Layout coordinate data:
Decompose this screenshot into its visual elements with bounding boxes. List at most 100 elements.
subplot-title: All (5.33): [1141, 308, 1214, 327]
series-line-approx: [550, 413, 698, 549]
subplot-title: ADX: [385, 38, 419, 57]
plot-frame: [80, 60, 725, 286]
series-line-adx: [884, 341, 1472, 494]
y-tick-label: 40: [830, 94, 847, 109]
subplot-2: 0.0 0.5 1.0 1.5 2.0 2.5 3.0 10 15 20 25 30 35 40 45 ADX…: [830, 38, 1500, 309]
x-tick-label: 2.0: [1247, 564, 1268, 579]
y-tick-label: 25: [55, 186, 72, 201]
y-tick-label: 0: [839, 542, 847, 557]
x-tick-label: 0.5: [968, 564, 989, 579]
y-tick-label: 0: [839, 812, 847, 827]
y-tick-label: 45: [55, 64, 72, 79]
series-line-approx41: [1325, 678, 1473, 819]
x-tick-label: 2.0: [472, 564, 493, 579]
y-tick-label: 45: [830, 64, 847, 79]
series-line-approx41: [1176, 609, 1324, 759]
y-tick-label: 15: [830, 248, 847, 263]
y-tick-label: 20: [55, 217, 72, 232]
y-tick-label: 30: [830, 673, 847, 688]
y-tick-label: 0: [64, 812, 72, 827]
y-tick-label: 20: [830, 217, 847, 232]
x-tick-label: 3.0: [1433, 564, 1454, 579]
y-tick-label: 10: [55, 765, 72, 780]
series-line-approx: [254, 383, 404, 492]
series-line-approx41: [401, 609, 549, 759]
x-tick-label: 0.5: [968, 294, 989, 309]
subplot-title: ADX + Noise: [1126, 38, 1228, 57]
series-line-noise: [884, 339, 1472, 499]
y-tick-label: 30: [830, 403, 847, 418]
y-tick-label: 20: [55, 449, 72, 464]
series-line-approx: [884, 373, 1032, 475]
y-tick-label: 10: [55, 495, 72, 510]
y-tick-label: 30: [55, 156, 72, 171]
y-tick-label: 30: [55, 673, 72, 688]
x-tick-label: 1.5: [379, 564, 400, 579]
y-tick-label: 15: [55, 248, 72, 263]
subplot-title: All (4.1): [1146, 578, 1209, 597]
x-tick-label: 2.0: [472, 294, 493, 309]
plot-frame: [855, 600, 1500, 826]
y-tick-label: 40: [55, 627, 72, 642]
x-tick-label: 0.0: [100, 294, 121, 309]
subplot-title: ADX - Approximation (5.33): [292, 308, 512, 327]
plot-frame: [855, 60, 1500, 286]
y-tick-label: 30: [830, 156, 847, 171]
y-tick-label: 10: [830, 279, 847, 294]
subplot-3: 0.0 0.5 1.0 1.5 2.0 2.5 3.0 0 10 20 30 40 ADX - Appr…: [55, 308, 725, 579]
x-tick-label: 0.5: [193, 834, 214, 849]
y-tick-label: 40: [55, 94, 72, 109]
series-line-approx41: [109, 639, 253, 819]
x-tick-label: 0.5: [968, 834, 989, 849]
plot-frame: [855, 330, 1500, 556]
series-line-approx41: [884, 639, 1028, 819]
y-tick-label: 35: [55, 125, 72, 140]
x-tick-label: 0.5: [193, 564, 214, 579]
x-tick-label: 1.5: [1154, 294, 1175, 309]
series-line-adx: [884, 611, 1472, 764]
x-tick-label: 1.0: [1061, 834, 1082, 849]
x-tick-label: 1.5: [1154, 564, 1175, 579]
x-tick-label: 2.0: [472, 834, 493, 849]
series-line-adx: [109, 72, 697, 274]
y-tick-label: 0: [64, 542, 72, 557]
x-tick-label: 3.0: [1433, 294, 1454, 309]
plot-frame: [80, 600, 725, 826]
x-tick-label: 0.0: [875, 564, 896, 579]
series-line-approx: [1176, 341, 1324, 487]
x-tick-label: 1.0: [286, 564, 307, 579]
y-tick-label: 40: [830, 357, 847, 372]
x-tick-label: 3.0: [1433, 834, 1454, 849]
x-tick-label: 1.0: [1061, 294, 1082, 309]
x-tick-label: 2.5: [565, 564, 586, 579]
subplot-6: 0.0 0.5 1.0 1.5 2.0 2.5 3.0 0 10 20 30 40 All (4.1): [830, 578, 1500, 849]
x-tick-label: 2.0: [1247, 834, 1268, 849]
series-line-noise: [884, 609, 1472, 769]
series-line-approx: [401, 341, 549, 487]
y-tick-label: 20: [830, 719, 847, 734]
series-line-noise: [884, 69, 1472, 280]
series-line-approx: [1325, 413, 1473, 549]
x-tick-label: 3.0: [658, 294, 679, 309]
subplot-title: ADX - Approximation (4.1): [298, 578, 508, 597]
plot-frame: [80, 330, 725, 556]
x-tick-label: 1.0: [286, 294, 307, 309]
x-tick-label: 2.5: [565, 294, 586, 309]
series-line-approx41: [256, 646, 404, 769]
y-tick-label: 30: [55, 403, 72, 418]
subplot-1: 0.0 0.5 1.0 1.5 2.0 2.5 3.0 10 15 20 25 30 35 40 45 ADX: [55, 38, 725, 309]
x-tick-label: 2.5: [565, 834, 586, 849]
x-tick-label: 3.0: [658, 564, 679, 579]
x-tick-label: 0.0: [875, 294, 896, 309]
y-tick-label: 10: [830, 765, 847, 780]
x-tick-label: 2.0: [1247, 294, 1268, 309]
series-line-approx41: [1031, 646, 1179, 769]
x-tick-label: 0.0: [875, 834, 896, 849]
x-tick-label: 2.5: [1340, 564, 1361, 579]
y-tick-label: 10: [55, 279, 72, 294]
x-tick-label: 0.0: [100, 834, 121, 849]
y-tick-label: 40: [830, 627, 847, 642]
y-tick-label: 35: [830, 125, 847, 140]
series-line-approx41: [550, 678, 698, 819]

▶ [EXERCISE BRIEF]:
Rename "plot-frame" to "axes-frame" everywhere in the lines above, and keep everything else unchanged.

▶ [FULL SOLUTION]:
Decompose this screenshot into its visual elements with bounding boxes. List at most 100 elements.
subplot-title: All (5.33): [1141, 308, 1214, 327]
series-line-approx: [550, 413, 698, 549]
subplot-title: ADX: [385, 38, 419, 57]
axes-frame: [80, 60, 725, 286]
series-line-adx: [884, 341, 1472, 494]
y-tick-label: 40: [830, 94, 847, 109]
subplot-2: 0.0 0.5 1.0 1.5 2.0 2.5 3.0 10 15 20 25 30 35 40 45 ADX…: [830, 38, 1500, 309]
x-tick-label: 2.0: [1247, 564, 1268, 579]
y-tick-label: 25: [55, 186, 72, 201]
y-tick-label: 0: [839, 542, 847, 557]
x-tick-label: 0.5: [968, 564, 989, 579]
y-tick-label: 0: [839, 812, 847, 827]
y-tick-label: 45: [55, 64, 72, 79]
series-line-approx41: [1325, 678, 1473, 819]
x-tick-label: 2.0: [472, 564, 493, 579]
y-tick-label: 45: [830, 64, 847, 79]
series-line-approx41: [1176, 609, 1324, 759]
y-tick-label: 15: [830, 248, 847, 263]
y-tick-label: 20: [55, 217, 72, 232]
y-tick-label: 30: [830, 673, 847, 688]
y-tick-label: 0: [64, 812, 72, 827]
y-tick-label: 20: [830, 217, 847, 232]
x-tick-label: 3.0: [1433, 564, 1454, 579]
y-tick-label: 10: [55, 765, 72, 780]
series-line-approx: [254, 383, 404, 492]
series-line-approx41: [401, 609, 549, 759]
x-tick-label: 0.5: [968, 294, 989, 309]
subplot-title: ADX + Noise: [1126, 38, 1228, 57]
series-line-noise: [884, 339, 1472, 499]
y-tick-label: 30: [830, 403, 847, 418]
y-tick-label: 20: [55, 449, 72, 464]
series-line-approx: [884, 373, 1032, 475]
y-tick-label: 10: [55, 495, 72, 510]
y-tick-label: 30: [55, 156, 72, 171]
y-tick-label: 30: [55, 673, 72, 688]
x-tick-label: 1.5: [379, 564, 400, 579]
y-tick-label: 15: [55, 248, 72, 263]
subplot-title: All (4.1): [1146, 578, 1209, 597]
x-tick-label: 2.0: [472, 294, 493, 309]
axes-frame: [855, 600, 1500, 826]
y-tick-label: 40: [55, 627, 72, 642]
x-tick-label: 0.0: [100, 294, 121, 309]
subplot-title: ADX - Approximation (5.33): [292, 308, 512, 327]
axes-frame: [855, 60, 1500, 286]
y-tick-label: 30: [830, 156, 847, 171]
y-tick-label: 10: [830, 279, 847, 294]
subplot-3: 0.0 0.5 1.0 1.5 2.0 2.5 3.0 0 10 20 30 40 ADX - Appr…: [55, 308, 725, 579]
x-tick-label: 0.5: [193, 834, 214, 849]
y-tick-label: 40: [55, 94, 72, 109]
series-line-approx41: [109, 639, 253, 819]
x-tick-label: 0.5: [968, 834, 989, 849]
axes-frame: [855, 330, 1500, 556]
series-line-approx41: [884, 639, 1028, 819]
y-tick-label: 35: [55, 125, 72, 140]
x-tick-label: 0.5: [193, 564, 214, 579]
x-tick-label: 1.5: [1154, 294, 1175, 309]
series-line-adx: [884, 611, 1472, 764]
x-tick-label: 1.0: [1061, 834, 1082, 849]
x-tick-label: 1.5: [1154, 564, 1175, 579]
x-tick-label: 2.0: [472, 834, 493, 849]
series-line-adx: [109, 72, 697, 274]
y-tick-label: 0: [64, 542, 72, 557]
x-tick-label: 3.0: [1433, 294, 1454, 309]
axes-frame: [80, 600, 725, 826]
x-tick-label: 0.0: [875, 564, 896, 579]
series-line-approx: [1176, 341, 1324, 487]
x-tick-label: 1.0: [286, 564, 307, 579]
y-tick-label: 40: [830, 357, 847, 372]
x-tick-label: 3.0: [1433, 834, 1454, 849]
x-tick-label: 1.0: [1061, 294, 1082, 309]
x-tick-label: 2.5: [565, 564, 586, 579]
subplot-6: 0.0 0.5 1.0 1.5 2.0 2.5 3.0 0 10 20 30 40 All (4.1): [830, 578, 1500, 849]
x-tick-label: 2.0: [1247, 834, 1268, 849]
series-line-noise: [884, 609, 1472, 769]
series-line-approx: [401, 341, 549, 487]
y-tick-label: 20: [830, 719, 847, 734]
series-line-noise: [884, 69, 1472, 280]
series-line-approx: [1325, 413, 1473, 549]
x-tick-label: 3.0: [658, 294, 679, 309]
subplot-title: ADX - Approximation (4.1): [298, 578, 508, 597]
axes-frame: [80, 330, 725, 556]
x-tick-label: 1.0: [286, 294, 307, 309]
x-tick-label: 2.5: [565, 294, 586, 309]
series-line-approx41: [256, 646, 404, 769]
y-tick-label: 30: [55, 403, 72, 418]
subplot-1: 0.0 0.5 1.0 1.5 2.0 2.5 3.0 10 15 20 25 30 35 40 45 ADX: [55, 38, 725, 309]
x-tick-label: 2.5: [565, 834, 586, 849]
x-tick-label: 3.0: [658, 564, 679, 579]
x-tick-label: 0.0: [875, 294, 896, 309]
y-tick-label: 10: [830, 765, 847, 780]
x-tick-label: 2.0: [1247, 294, 1268, 309]
series-line-approx41: [1031, 646, 1179, 769]
x-tick-label: 0.0: [875, 834, 896, 849]
x-tick-label: 2.5: [1340, 564, 1361, 579]
y-tick-label: 10: [55, 279, 72, 294]
x-tick-label: 0.0: [100, 834, 121, 849]
y-tick-label: 40: [830, 627, 847, 642]
y-tick-label: 35: [830, 125, 847, 140]
series-line-approx41: [550, 678, 698, 819]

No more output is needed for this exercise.